Set exercise: From the listing below, return each line that includes "sanguin".

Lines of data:
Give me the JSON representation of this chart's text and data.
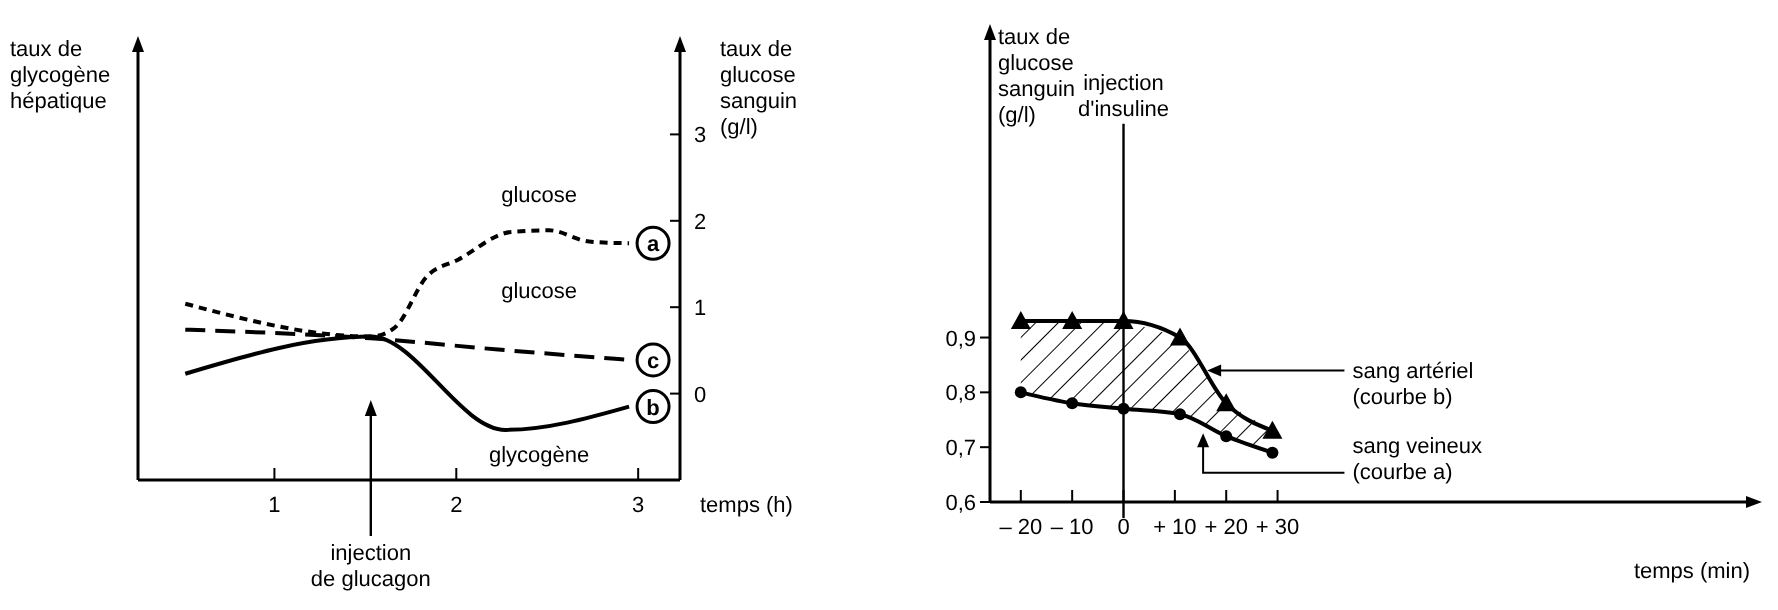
{
  "chart_data": [
    {
      "type": "line",
      "xlabel": "temps (h)",
      "ylabel": "taux de glycogène hépatique",
      "y2label": "taux de glucose sanguin (g/l)",
      "xlim": [
        0.25,
        3.23
      ],
      "xticks": [
        1,
        2,
        3
      ],
      "y2lim": [
        -1,
        4
      ],
      "y2ticks": [
        0,
        1,
        2,
        3
      ],
      "legend": "right",
      "grid": false,
      "marker": "none",
      "series": [
        {
          "name": "a",
          "axis": "y2",
          "line_style": "dotted",
          "color": "#000000",
          "x": [
            0.51,
            1.53,
            1.66,
            1.84,
            2.01,
            2.3,
            2.51,
            2.73,
            2.95
          ],
          "values": [
            1.04,
            0.66,
            0.76,
            1.36,
            1.55,
            1.87,
            1.89,
            1.76,
            1.74
          ]
        },
        {
          "name": "b",
          "axis": "y2",
          "line_style": "solid",
          "color": "#000000",
          "x": [
            0.51,
            1.53,
            2.27,
            2.95
          ],
          "values": [
            0.23,
            0.66,
            -0.42,
            -0.15
          ]
        },
        {
          "name": "c",
          "axis": "y2",
          "line_style": "dashed",
          "color": "#000000",
          "x": [
            0.51,
            1.53,
            2.23,
            2.95
          ],
          "values": [
            0.74,
            0.64,
            0.51,
            0.39
          ]
        }
      ],
      "annotations": [
        "glucose",
        "glucose",
        "glycogène",
        {
          "text": "injection de glucagon",
          "x": 1.53
        }
      ]
    },
    {
      "type": "line",
      "xlabel": "temps (min)",
      "ylabel": "taux de glucose sanguin (g/l)",
      "xlim": [
        -26,
        122
      ],
      "xticks": [
        {
          "value": -20,
          "label": "– 20"
        },
        {
          "value": -10,
          "label": "– 10"
        },
        {
          "value": 0,
          "label": "0"
        },
        {
          "value": 10,
          "label": "+ 10"
        },
        {
          "value": 20,
          "label": "+ 20"
        },
        {
          "value": 30,
          "label": "+ 30"
        }
      ],
      "ylim": [
        0.6,
        1.45
      ],
      "yticks": [
        {
          "value": 0.6,
          "label": "0,6"
        },
        {
          "value": 0.7,
          "label": "0,7"
        },
        {
          "value": 0.8,
          "label": "0,8"
        },
        {
          "value": 0.9,
          "label": "0,9"
        }
      ],
      "grid": false,
      "ref_lines": [
        {
          "axis": "x",
          "value": 0,
          "label": "injection d'insuline"
        }
      ],
      "series": [
        {
          "name": "sang artériel (courbe b)",
          "color": "#000000",
          "marker": "triangle",
          "line_style": "solid",
          "x": [
            -20,
            -10,
            0,
            11,
            20,
            29
          ],
          "values": [
            0.93,
            0.93,
            0.93,
            0.9,
            0.78,
            0.73
          ],
          "lower": [
            0.8,
            0.78,
            0.77,
            0.76,
            0.72,
            0.69
          ],
          "upper": [
            0.93,
            0.93,
            0.93,
            0.9,
            0.78,
            0.73
          ]
        },
        {
          "name": "sang veineux (courbe a)",
          "color": "#000000",
          "marker": "circle",
          "line_style": "solid",
          "x": [
            -20,
            -10,
            0,
            11,
            20,
            29
          ],
          "values": [
            0.8,
            0.78,
            0.77,
            0.76,
            0.72,
            0.69
          ]
        }
      ]
    }
  ]
}
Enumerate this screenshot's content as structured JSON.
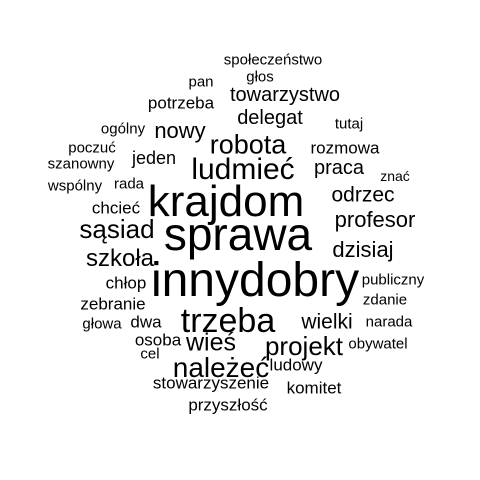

Exercise response:
      "y2label": "taux de glucose sanguin (g/l)",
      "ylabel": "taux de glucose sanguin (g/l)",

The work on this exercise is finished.